* GOAL
Write out each record again exactly as it stands.
+++ RECORD EXTRACTS +++
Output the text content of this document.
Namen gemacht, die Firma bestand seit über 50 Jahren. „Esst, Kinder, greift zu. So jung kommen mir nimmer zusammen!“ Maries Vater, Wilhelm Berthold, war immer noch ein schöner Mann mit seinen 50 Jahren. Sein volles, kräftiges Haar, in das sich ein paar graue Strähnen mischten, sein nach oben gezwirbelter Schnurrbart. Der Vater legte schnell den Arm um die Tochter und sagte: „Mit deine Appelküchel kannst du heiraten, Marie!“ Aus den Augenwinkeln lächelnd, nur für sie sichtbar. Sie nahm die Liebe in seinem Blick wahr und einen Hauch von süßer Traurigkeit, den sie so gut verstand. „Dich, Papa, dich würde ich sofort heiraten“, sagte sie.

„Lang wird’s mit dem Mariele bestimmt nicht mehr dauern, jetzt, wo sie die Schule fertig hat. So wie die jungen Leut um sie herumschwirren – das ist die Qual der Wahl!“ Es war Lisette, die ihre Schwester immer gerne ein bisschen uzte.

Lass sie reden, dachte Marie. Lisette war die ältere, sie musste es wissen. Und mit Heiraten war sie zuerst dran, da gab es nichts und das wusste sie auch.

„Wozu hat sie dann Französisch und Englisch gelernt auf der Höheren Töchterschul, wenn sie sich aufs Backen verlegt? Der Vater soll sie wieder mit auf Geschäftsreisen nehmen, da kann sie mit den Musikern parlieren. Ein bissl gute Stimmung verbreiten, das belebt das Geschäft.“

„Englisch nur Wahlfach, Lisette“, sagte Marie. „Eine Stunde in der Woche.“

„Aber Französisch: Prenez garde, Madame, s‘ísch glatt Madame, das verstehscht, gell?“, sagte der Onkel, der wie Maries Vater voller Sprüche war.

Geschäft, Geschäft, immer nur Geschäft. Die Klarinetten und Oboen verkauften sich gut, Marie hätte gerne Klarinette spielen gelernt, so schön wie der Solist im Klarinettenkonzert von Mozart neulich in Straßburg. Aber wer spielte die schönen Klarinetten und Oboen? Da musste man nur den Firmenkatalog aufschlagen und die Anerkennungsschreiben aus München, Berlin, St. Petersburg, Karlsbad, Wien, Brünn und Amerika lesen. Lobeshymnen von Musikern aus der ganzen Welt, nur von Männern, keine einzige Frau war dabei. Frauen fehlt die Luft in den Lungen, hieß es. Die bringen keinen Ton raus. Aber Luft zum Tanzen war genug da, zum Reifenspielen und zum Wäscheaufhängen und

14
+++
* COMPLETE ANSWER
Output the text content of this document.
Namen gemacht, die Firma bestand seit über 50 Jahren. „Esst, Kinder, greift zu. So jung kommen mir nimmer zusammen!“ Maries Vater, Wilhelm Berthold, war immer noch ein schöner Mann mit seinen 50 Jahren. Sein volles, kräftiges Haar, in das sich ein paar graue Strähnen mischten, sein nach oben gezwirbelter Schnurrbart. Der Vater legte schnell den Arm um die Tochter und sagte: „Mit deine Appelküchel kannst du heiraten, Marie!“ Aus den Augenwinkeln lächelnd, nur für sie sichtbar. Sie nahm die Liebe in seinem Blick wahr und einen Hauch von süßer Traurigkeit, den sie so gut verstand. „Dich, Papa, dich würde ich sofort heiraten“, sagte sie.

„Lang wird’s mit dem Mariele bestimmt nicht mehr dauern, jetzt, wo sie die Schule fertig hat. So wie die jungen Leut um sie herumschwirren – das ist die Qual der Wahl!“ Es war Lisette, die ihre Schwester immer gerne ein bisschen uzte.

Lass sie reden, dachte Marie. Lisette war die ältere, sie musste es wissen. Und mit Heiraten war sie zuerst dran, da gab es nichts und das wusste sie auch.

„Wozu hat sie dann Französisch und Englisch gelernt auf der Höheren Töchterschul, wenn sie sich aufs Backen verlegt? Der Vater soll sie wieder mit auf Geschäftsreisen nehmen, da kann sie mit den Musikern parlieren. Ein bissl gute Stimmung verbreiten, das belebt das Geschäft.“

„Englisch nur Wahlfach, Lisette“, sagte Marie. „Eine Stunde in der Woche.“

„Aber Französisch: Prenez garde, Madame, s‘ísch glatt Madame, das verstehscht, gell?“, sagte der Onkel, der wie Maries Vater voller Sprüche war.

Geschäft, Geschäft, immer nur Geschäft. Die Klarinetten und Oboen verkauften sich gut, Marie hätte gerne Klarinette spielen gelernt, so schön wie der Solist im Klarinettenkonzert von Mozart neulich in Straßburg. Aber wer spielte die schönen Klarinetten und Oboen? Da musste man nur den Firmenkatalog aufschlagen und die Anerkennungsschreiben aus München, Berlin, St. Petersburg, Karlsbad, Wien, Brünn und Amerika lesen. Lobeshymnen von Musikern aus der ganzen Welt, nur von Männern, keine einzige Frau war dabei. Frauen fehlt die Luft in den Lungen, hieß es. Die bringen keinen Ton raus. Aber Luft zum Tanzen war genug da, zum Reifenspielen und zum Wäscheaufhängen und

14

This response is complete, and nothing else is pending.